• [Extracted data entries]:
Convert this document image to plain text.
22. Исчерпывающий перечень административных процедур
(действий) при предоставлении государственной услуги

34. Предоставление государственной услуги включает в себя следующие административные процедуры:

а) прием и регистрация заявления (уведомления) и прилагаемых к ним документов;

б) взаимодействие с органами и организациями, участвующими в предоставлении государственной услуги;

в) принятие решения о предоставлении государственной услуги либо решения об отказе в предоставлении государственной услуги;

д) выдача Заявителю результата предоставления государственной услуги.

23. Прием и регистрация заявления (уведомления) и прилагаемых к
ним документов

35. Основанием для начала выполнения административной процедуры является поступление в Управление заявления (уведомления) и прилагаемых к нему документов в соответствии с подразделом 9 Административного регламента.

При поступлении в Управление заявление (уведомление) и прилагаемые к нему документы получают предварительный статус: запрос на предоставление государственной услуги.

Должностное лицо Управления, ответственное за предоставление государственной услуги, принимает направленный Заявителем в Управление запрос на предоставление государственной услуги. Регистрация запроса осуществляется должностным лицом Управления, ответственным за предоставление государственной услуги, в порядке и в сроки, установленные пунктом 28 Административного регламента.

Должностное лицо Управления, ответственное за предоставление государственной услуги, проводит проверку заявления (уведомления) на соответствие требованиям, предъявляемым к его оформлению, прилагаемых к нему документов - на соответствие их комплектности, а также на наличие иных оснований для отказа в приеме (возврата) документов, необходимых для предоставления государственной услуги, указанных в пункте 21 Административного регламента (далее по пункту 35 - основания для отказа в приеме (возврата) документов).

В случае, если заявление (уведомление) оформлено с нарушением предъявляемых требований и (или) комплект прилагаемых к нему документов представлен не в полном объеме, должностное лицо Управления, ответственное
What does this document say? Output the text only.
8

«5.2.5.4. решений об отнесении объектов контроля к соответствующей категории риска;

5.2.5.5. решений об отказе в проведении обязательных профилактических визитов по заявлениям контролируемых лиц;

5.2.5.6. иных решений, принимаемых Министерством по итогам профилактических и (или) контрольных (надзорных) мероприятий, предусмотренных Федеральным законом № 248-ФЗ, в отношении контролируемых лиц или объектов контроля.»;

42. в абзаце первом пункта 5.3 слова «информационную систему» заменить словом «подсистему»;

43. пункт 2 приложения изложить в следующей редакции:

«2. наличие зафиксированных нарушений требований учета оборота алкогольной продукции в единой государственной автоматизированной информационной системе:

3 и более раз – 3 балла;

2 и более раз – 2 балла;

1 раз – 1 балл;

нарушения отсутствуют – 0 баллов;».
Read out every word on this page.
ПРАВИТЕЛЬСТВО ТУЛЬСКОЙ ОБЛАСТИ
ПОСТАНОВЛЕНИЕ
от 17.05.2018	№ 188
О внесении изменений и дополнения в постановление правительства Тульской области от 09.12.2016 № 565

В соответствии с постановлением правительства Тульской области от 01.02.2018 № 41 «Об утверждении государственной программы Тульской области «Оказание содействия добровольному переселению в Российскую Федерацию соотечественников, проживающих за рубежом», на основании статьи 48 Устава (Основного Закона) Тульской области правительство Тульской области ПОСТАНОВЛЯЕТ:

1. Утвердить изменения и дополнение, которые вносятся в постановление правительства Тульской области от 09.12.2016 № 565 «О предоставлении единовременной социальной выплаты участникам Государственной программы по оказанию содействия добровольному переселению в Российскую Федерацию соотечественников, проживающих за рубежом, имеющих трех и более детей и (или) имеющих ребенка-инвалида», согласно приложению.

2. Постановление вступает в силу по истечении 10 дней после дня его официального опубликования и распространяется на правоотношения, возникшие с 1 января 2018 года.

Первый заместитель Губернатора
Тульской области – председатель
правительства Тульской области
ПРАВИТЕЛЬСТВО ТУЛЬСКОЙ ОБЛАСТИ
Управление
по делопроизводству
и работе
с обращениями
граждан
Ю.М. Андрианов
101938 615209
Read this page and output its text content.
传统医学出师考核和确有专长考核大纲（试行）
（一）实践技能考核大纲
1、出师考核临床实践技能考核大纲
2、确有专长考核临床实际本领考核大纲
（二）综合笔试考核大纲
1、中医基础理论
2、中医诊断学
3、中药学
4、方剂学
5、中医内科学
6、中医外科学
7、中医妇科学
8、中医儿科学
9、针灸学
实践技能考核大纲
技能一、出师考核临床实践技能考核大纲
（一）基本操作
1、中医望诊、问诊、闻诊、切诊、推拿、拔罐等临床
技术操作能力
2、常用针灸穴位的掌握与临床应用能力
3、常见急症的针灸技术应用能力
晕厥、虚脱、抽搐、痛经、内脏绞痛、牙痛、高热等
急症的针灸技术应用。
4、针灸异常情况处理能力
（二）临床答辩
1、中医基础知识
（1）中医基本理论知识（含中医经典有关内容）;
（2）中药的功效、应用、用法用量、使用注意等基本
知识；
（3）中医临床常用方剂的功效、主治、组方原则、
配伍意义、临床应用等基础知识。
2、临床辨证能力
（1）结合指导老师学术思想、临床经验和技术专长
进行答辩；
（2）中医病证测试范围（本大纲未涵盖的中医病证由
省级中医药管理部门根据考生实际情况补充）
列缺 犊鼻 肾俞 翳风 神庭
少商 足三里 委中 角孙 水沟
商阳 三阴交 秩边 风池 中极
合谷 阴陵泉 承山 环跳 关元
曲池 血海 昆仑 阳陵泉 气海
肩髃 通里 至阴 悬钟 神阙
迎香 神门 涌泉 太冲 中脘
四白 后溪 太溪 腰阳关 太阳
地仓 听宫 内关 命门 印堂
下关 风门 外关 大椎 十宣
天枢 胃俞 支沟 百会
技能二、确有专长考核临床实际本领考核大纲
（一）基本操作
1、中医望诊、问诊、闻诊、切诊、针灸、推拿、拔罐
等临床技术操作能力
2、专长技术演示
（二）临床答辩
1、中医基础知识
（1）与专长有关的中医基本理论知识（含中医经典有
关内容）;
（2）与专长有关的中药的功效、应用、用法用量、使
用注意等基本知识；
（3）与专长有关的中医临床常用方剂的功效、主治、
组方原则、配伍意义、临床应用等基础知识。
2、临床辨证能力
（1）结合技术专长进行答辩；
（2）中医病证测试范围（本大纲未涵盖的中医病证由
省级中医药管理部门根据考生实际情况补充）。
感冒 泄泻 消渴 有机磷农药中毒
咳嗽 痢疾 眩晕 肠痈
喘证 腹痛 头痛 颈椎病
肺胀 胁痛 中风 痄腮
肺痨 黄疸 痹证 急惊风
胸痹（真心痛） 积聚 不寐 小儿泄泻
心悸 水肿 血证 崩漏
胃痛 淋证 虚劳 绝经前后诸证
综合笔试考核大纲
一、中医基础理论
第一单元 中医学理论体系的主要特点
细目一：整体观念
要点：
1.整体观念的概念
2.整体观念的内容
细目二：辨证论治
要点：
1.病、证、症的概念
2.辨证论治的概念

• [What you should do]: Every line above should be written out again exactly as it stands.

• [Worked answer]:
Convert this document image to plain text.
22. Исчерпывающий перечень административных процедур
(действий) при предоставлении государственной услуги

34. Предоставление государственной услуги включает в себя следующие административные процедуры:

а) прием и регистрация заявления (уведомления) и прилагаемых к ним документов;

б) взаимодействие с органами и организациями, участвующими в предоставлении государственной услуги;

в) принятие решения о предоставлении государственной услуги либо решения об отказе в предоставлении государственной услуги;

д) выдача Заявителю результата предоставления государственной услуги.

23. Прием и регистрация заявления (уведомления) и прилагаемых к
ним документов

35. Основанием для начала выполнения административной процедуры является поступление в Управление заявления (уведомления) и прилагаемых к нему документов в соответствии с подразделом 9 Административного регламента.

При поступлении в Управление заявление (уведомление) и прилагаемые к нему документы получают предварительный статус: запрос на предоставление государственной услуги.

Должностное лицо Управления, ответственное за предоставление государственной услуги, принимает направленный Заявителем в Управление запрос на предоставление государственной услуги. Регистрация запроса осуществляется должностным лицом Управления, ответственным за предоставление государственной услуги, в порядке и в сроки, установленные пунктом 28 Административного регламента.

Должностное лицо Управления, ответственное за предоставление государственной услуги, проводит проверку заявления (уведомления) на соответствие требованиям, предъявляемым к его оформлению, прилагаемых к нему документов - на соответствие их комплектности, а также на наличие иных оснований для отказа в приеме (возврата) документов, необходимых для предоставления государственной услуги, указанных в пункте 21 Административного регламента (далее по пункту 35 - основания для отказа в приеме (возврата) документов).

В случае, если заявление (уведомление) оформлено с нарушением предъявляемых требований и (или) комплект прилагаемых к нему документов представлен не в полном объеме, должностное лицо Управления, ответственное
What does this document say? Output the text only.
8

«5.2.5.4. решений об отнесении объектов контроля к соответствующей категории риска;

5.2.5.5. решений об отказе в проведении обязательных профилактических визитов по заявлениям контролируемых лиц;

5.2.5.6. иных решений, принимаемых Министерством по итогам профилактических и (или) контрольных (надзорных) мероприятий, предусмотренных Федеральным законом № 248-ФЗ, в отношении контролируемых лиц или объектов контроля.»;

42. в абзаце первом пункта 5.3 слова «информационную систему» заменить словом «подсистему»;

43. пункт 2 приложения изложить в следующей редакции:

«2. наличие зафиксированных нарушений требований учета оборота алкогольной продукции в единой государственной автоматизированной информационной системе:

3 и более раз – 3 балла;

2 и более раз – 2 балла;

1 раз – 1 балл;

нарушения отсутствуют – 0 баллов;».
Read out every word on this page.
ПРАВИТЕЛЬСТВО ТУЛЬСКОЙ ОБЛАСТИ
ПОСТАНОВЛЕНИЕ
от 17.05.2018	№ 188
О внесении изменений и дополнения в постановление правительства Тульской области от 09.12.2016 № 565

В соответствии с постановлением правительства Тульской области от 01.02.2018 № 41 «Об утверждении государственной программы Тульской области «Оказание содействия добровольному переселению в Российскую Федерацию соотечественников, проживающих за рубежом», на основании статьи 48 Устава (Основного Закона) Тульской области правительство Тульской области ПОСТАНОВЛЯЕТ:

1. Утвердить изменения и дополнение, которые вносятся в постановление правительства Тульской области от 09.12.2016 № 565 «О предоставлении единовременной социальной выплаты участникам Государственной программы по оказанию содействия добровольному переселению в Российскую Федерацию соотечественников, проживающих за рубежом, имеющих трех и более детей и (или) имеющих ребенка-инвалида», согласно приложению.

2. Постановление вступает в силу по истечении 10 дней после дня его официального опубликования и распространяется на правоотношения, возникшие с 1 января 2018 года.

Первый заместитель Губернатора
Тульской области – председатель
правительства Тульской области
ПРАВИТЕЛЬСТВО ТУЛЬСКОЙ ОБЛАСТИ
Управление
по делопроизводству
и работе
с обращениями
граждан
Ю.М. Андрианов
101938 615209
Read this page and output its text content.
传统医学出师考核和确有专长考核大纲（试行）
（一）实践技能考核大纲
1、出师考核临床实践技能考核大纲
2、确有专长考核临床实际本领考核大纲
（二）综合笔试考核大纲
1、中医基础理论
2、中医诊断学
3、中药学
4、方剂学
5、中医内科学
6、中医外科学
7、中医妇科学
8、中医儿科学
9、针灸学
实践技能考核大纲
技能一、出师考核临床实践技能考核大纲
（一）基本操作
1、中医望诊、问诊、闻诊、切诊、推拿、拔罐等临床
技术操作能力
2、常用针灸穴位的掌握与临床应用能力
3、常见急症的针灸技术应用能力
晕厥、虚脱、抽搐、痛经、内脏绞痛、牙痛、高热等
急症的针灸技术应用。
4、针灸异常情况处理能力
（二）临床答辩
1、中医基础知识
（1）中医基本理论知识（含中医经典有关内容）;
（2）中药的功效、应用、用法用量、使用注意等基本
知识；
（3）中医临床常用方剂的功效、主治、组方原则、
配伍意义、临床应用等基础知识。
2、临床辨证能力
（1）结合指导老师学术思想、临床经验和技术专长
进行答辩；
（2）中医病证测试范围（本大纲未涵盖的中医病证由
省级中医药管理部门根据考生实际情况补充）
列缺 犊鼻 肾俞 翳风 神庭
少商 足三里 委中 角孙 水沟
商阳 三阴交 秩边 风池 中极
合谷 阴陵泉 承山 环跳 关元
曲池 血海 昆仑 阳陵泉 气海
肩髃 通里 至阴 悬钟 神阙
迎香 神门 涌泉 太冲 中脘
四白 后溪 太溪 腰阳关 太阳
地仓 听宫 内关 命门 印堂
下关 风门 外关 大椎 十宣
天枢 胃俞 支沟 百会
技能二、确有专长考核临床实际本领考核大纲
（一）基本操作
1、中医望诊、问诊、闻诊、切诊、针灸、推拿、拔罐
等临床技术操作能力
2、专长技术演示
（二）临床答辩
1、中医基础知识
（1）与专长有关的中医基本理论知识（含中医经典有
关内容）;
（2）与专长有关的中药的功效、应用、用法用量、使
用注意等基本知识；
（3）与专长有关的中医临床常用方剂的功效、主治、
组方原则、配伍意义、临床应用等基础知识。
2、临床辨证能力
（1）结合技术专长进行答辩；
（2）中医病证测试范围（本大纲未涵盖的中医病证由
省级中医药管理部门根据考生实际情况补充）。
感冒 泄泻 消渴 有机磷农药中毒
咳嗽 痢疾 眩晕 肠痈
喘证 腹痛 头痛 颈椎病
肺胀 胁痛 中风 痄腮
肺痨 黄疸 痹证 急惊风
胸痹（真心痛） 积聚 不寐 小儿泄泻
心悸 水肿 血证 崩漏
胃痛 淋证 虚劳 绝经前后诸证
综合笔试考核大纲
一、中医基础理论
第一单元 中医学理论体系的主要特点
细目一：整体观念
要点：
1.整体观念的概念
2.整体观念的内容
细目二：辨证论治
要点：
1.病、证、症的概念
2.辨证论治的概念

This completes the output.